Start of MATERIAL PROVIDED

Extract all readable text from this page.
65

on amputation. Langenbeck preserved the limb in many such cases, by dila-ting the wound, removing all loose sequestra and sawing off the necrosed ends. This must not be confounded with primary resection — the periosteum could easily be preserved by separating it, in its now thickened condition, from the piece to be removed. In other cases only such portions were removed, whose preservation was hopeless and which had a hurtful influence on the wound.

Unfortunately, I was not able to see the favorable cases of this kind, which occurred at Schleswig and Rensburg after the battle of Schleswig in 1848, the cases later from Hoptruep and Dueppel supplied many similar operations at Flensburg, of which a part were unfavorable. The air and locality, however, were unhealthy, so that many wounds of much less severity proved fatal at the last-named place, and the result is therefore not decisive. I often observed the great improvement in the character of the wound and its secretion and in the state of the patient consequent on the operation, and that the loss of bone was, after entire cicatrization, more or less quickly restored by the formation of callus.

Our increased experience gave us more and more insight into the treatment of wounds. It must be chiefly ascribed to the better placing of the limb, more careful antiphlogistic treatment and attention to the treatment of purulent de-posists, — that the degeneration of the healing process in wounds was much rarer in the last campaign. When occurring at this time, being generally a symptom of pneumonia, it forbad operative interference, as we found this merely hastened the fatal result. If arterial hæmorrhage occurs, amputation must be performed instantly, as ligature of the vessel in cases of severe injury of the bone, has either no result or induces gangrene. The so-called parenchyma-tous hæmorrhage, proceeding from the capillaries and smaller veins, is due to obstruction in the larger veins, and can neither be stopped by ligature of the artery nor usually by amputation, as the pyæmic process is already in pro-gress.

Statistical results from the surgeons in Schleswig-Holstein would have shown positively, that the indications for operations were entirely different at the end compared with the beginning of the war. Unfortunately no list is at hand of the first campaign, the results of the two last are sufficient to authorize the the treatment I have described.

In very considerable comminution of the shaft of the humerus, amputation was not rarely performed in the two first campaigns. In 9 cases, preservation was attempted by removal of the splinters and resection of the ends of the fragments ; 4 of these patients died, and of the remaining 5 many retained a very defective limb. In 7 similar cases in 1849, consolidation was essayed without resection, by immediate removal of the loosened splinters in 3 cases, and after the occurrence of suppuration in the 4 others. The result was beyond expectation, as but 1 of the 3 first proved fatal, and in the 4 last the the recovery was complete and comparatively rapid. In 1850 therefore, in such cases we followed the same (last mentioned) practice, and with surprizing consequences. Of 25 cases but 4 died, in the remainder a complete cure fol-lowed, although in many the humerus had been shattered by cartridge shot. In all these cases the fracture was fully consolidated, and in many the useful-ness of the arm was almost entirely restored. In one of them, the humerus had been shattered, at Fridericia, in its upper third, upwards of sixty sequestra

End of MATERIAL PROVIDED

[WORK REQUEST]: Transcribe the listing above verbatim, leaving every line whole.

[OUTPUT BELOW]:
Extract all readable text from this page.
65

on amputation. Langenbeck preserved the limb in many such cases, by dila-ting the wound, removing all loose sequestra and sawing off the necrosed ends. This must not be confounded with primary resection — the periosteum could easily be preserved by separating it, in its now thickened condition, from the piece to be removed. In other cases only such portions were removed, whose preservation was hopeless and which had a hurtful influence on the wound.

Unfortunately, I was not able to see the favorable cases of this kind, which occurred at Schleswig and Rensburg after the battle of Schleswig in 1848, the cases later from Hoptruep and Dueppel supplied many similar operations at Flensburg, of which a part were unfavorable. The air and locality, however, were unhealthy, so that many wounds of much less severity proved fatal at the last-named place, and the result is therefore not decisive. I often observed the great improvement in the character of the wound and its secretion and in the state of the patient consequent on the operation, and that the loss of bone was, after entire cicatrization, more or less quickly restored by the formation of callus.

Our increased experience gave us more and more insight into the treatment of wounds. It must be chiefly ascribed to the better placing of the limb, more careful antiphlogistic treatment and attention to the treatment of purulent de-posists, — that the degeneration of the healing process in wounds was much rarer in the last campaign. When occurring at this time, being generally a symptom of pneumonia, it forbad operative interference, as we found this merely hastened the fatal result. If arterial hæmorrhage occurs, amputation must be performed instantly, as ligature of the vessel in cases of severe injury of the bone, has either no result or induces gangrene. The so-called parenchyma-tous hæmorrhage, proceeding from the capillaries and smaller veins, is due to obstruction in the larger veins, and can neither be stopped by ligature of the artery nor usually by amputation, as the pyæmic process is already in pro-gress.

Statistical results from the surgeons in Schleswig-Holstein would have shown positively, that the indications for operations were entirely different at the end compared with the beginning of the war. Unfortunately no list is at hand of the first campaign, the results of the two last are sufficient to authorize the the treatment I have described.

In very considerable comminution of the shaft of the humerus, amputation was not rarely performed in the two first campaigns. In 9 cases, preservation was attempted by removal of the splinters and resection of the ends of the fragments ; 4 of these patients died, and of the remaining 5 many retained a very defective limb. In 7 similar cases in 1849, consolidation was essayed without resection, by immediate removal of the loosened splinters in 3 cases, and after the occurrence of suppuration in the 4 others. The result was beyond expectation, as but 1 of the 3 first proved fatal, and in the 4 last the the recovery was complete and comparatively rapid. In 1850 therefore, in such cases we followed the same (last mentioned) practice, and with surprizing consequences. Of 25 cases but 4 died, in the remainder a complete cure fol-lowed, although in many the humerus had been shattered by cartridge shot. In all these cases the fracture was fully consolidated, and in many the useful-ness of the arm was almost entirely restored. In one of them, the humerus had been shattered, at Fridericia, in its upper third, upwards of sixty sequestra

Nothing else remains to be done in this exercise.